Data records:
══════════════════════════════
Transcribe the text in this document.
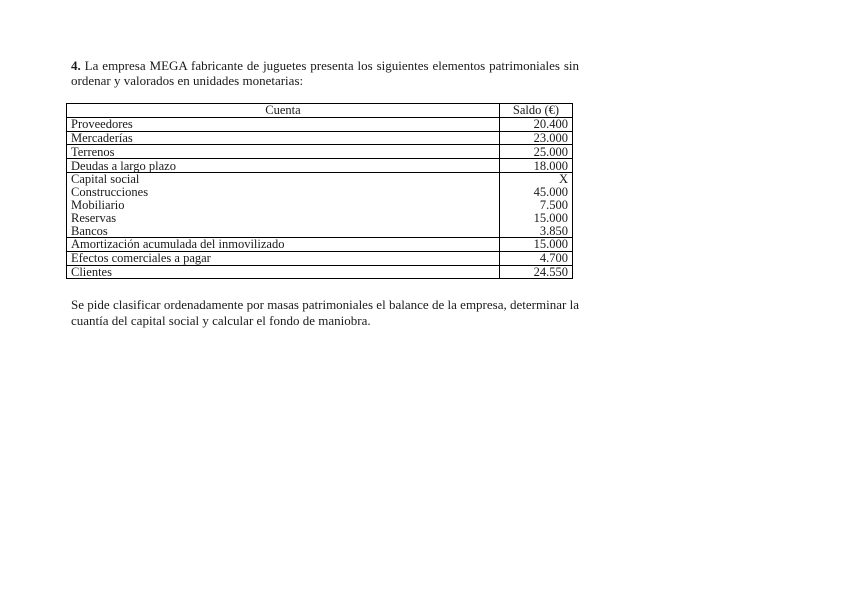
4. La empresa MEGA fabricante de juguetes presenta los siguientes elementos patrimoniales sin ordenar y valorados en unidades monetarias:

Cuenta	Saldo (€)
Proveedores	20.400
Mercaderías	23.000
Terrenos	25.000
Deudas a largo plazo	18.000
Capital social	X
Construcciones	45.000
Mobiliario	7.500
Reservas	15.000
Bancos	3.850
Amortización acumulada del inmovilizado	15.000
Efectos comerciales a pagar	4.700
Clientes	24.550

Se pide clasificar ordenadamente por masas patrimoniales el balance de la empresa, determinar la cuantía del capital social y calcular el fondo de maniobra.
══════════════════════════════
Given task> Using the listing, say how many lines include the word "empresa", and add nothing else.

Result of the task> 2